### [WHAT THIS TASK INVOLVES]
Take the line that contains "Parse this screenshot: output" as the first line and the last line of the material below as the final one; reproduce exactly the lines between, inclusive.

### [MATERIAL TO PROCESS]

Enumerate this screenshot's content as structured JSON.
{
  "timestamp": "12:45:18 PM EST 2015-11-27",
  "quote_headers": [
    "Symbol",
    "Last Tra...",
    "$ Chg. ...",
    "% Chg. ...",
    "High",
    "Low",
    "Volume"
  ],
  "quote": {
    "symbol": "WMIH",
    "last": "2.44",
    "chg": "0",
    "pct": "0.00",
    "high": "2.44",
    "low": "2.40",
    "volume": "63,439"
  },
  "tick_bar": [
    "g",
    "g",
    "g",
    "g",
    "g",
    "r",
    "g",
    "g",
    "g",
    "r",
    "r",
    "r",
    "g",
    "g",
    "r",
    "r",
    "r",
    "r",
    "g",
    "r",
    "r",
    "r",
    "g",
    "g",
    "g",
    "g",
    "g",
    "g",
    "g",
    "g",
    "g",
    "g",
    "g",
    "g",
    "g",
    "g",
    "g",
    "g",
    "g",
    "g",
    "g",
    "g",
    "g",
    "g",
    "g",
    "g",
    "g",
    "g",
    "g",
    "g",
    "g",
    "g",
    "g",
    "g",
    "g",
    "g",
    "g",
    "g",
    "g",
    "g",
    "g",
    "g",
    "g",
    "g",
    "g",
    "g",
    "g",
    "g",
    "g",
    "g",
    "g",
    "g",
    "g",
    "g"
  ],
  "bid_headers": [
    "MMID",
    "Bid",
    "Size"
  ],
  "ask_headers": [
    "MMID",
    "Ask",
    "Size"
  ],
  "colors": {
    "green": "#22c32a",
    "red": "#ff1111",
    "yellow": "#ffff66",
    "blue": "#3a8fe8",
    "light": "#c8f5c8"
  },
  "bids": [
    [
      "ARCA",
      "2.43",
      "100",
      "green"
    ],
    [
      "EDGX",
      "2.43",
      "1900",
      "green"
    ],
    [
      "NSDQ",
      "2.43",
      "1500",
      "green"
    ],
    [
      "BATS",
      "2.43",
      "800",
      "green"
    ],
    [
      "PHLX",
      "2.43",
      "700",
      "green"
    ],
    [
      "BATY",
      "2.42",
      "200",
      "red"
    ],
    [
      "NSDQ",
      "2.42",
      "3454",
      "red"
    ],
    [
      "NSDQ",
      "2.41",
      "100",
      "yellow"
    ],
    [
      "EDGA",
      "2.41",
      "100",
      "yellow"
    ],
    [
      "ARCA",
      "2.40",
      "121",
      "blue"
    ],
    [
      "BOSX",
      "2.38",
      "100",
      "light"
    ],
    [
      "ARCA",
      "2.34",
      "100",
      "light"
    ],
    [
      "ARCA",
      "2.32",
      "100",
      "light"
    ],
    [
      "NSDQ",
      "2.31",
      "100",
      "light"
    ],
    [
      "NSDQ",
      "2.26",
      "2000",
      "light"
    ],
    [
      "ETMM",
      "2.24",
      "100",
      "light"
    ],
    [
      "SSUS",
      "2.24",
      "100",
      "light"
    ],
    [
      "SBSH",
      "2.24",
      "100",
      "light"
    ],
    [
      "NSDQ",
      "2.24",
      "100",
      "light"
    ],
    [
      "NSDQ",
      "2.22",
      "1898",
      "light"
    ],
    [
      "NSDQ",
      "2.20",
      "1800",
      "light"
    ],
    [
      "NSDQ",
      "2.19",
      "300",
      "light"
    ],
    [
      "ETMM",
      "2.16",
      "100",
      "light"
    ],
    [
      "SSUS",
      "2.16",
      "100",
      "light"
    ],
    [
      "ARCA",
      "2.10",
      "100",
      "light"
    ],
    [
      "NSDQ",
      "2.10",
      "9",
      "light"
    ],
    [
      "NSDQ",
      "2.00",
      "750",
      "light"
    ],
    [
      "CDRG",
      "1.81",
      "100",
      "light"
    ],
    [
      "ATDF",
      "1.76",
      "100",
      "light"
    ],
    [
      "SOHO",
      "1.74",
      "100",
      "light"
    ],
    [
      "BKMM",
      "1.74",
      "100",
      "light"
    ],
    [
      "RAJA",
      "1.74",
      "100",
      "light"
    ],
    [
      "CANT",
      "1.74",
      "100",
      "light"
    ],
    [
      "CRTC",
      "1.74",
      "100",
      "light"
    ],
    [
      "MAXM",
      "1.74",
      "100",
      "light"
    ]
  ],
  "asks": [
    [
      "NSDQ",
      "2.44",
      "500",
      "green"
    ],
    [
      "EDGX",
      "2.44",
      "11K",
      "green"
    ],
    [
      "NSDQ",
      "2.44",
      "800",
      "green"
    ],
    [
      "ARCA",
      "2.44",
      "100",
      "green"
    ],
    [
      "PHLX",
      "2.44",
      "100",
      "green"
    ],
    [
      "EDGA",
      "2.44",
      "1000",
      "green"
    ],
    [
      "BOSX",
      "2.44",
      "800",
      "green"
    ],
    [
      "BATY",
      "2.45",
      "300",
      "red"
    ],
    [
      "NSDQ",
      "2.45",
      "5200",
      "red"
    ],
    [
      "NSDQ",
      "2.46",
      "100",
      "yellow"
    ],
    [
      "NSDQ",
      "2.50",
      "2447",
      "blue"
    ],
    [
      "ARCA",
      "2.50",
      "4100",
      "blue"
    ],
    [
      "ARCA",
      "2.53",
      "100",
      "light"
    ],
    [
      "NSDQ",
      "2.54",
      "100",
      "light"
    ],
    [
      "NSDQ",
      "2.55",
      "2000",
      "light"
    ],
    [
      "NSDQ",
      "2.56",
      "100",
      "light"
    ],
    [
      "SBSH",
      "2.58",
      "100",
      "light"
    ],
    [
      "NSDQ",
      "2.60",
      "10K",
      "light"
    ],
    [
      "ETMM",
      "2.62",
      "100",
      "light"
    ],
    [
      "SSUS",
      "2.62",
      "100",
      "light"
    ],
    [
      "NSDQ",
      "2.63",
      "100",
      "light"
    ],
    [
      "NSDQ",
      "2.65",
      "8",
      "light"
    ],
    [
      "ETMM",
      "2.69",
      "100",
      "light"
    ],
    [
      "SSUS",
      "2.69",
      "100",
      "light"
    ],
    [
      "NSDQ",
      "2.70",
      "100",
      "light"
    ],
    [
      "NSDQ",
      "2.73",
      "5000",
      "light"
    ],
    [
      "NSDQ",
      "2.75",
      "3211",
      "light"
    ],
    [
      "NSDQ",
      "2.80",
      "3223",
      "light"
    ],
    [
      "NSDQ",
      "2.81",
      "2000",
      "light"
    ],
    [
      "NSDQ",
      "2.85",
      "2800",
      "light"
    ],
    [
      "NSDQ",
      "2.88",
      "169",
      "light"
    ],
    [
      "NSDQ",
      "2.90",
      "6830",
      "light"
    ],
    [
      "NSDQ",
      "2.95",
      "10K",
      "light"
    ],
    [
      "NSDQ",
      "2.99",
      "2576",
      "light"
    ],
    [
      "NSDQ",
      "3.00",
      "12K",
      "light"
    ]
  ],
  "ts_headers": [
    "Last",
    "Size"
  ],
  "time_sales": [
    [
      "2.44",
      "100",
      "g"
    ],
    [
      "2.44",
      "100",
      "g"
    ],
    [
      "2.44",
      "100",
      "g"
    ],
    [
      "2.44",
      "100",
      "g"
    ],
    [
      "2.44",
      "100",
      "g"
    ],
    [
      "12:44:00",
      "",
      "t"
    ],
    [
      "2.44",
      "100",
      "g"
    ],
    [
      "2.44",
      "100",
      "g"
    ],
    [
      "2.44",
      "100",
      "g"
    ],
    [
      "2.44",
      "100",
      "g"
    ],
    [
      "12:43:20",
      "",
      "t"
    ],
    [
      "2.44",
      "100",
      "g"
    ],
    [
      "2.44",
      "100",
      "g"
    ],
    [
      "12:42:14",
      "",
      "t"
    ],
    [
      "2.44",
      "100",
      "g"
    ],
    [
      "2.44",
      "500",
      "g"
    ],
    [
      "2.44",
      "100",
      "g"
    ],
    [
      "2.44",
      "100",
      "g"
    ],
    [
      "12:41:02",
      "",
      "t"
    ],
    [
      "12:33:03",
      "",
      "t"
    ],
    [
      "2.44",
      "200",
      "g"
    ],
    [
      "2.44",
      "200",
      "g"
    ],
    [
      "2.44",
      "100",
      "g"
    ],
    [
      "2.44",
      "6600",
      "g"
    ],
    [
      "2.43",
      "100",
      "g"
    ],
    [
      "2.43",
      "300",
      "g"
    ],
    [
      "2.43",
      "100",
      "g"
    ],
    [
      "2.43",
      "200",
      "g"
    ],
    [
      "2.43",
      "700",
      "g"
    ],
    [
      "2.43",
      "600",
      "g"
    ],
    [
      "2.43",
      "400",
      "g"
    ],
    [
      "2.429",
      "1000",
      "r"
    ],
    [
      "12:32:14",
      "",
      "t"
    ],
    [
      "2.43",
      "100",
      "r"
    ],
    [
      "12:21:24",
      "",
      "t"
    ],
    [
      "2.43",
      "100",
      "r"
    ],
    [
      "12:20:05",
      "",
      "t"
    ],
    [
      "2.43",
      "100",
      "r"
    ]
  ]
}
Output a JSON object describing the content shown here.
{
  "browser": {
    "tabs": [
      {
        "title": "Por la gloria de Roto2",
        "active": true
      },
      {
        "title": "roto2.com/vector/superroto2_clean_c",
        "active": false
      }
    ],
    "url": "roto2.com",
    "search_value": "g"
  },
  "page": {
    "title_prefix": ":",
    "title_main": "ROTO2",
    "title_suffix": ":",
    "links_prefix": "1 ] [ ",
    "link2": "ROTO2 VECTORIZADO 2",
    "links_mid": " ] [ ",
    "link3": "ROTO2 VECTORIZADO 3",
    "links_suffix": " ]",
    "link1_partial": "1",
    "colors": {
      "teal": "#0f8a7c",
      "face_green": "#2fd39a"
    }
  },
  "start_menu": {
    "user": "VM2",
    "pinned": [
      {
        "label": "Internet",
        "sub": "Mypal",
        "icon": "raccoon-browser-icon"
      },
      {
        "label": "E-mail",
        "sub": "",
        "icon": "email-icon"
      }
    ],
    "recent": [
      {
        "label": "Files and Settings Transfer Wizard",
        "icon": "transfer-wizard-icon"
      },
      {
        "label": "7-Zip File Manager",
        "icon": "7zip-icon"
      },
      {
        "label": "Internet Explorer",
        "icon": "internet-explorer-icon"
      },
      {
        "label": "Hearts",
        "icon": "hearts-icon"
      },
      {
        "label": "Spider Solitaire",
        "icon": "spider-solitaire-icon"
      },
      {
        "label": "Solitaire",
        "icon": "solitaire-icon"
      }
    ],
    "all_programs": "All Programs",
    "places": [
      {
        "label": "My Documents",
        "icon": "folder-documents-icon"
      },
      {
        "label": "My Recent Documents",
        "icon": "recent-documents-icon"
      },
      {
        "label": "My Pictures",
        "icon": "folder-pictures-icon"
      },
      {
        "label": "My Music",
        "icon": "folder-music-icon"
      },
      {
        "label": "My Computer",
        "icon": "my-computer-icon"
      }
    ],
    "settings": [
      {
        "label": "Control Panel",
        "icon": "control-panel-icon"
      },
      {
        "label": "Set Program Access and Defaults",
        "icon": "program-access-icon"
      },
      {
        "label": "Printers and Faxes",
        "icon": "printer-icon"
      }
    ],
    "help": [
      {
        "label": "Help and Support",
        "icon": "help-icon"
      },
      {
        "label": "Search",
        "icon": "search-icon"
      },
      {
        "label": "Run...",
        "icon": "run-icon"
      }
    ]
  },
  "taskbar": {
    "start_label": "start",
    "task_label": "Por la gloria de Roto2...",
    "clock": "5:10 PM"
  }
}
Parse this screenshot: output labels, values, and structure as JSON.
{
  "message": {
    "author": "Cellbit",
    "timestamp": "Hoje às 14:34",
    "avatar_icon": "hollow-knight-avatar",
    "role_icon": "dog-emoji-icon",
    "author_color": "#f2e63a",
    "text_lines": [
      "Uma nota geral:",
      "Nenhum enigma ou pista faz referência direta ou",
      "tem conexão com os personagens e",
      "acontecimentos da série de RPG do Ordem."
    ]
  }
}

### [WRITTEN SOLUTION]
Parse this screenshot: output labels, values, and structure as JSON.
{
  "message": {
    "author": "Cellbit",
    "timestamp": "Hoje às 14:34",
    "avatar_icon": "hollow-knight-avatar",
    "role_icon": "dog-emoji-icon",
    "author_color": "#f2e63a",
    "text_lines": [
      "Uma nota geral:",
      "Nenhum enigma ou pista faz referência direta ou",
      "tem conexão com os personagens e",
      "acontecimentos da série de RPG do Ordem."
    ]
  }
}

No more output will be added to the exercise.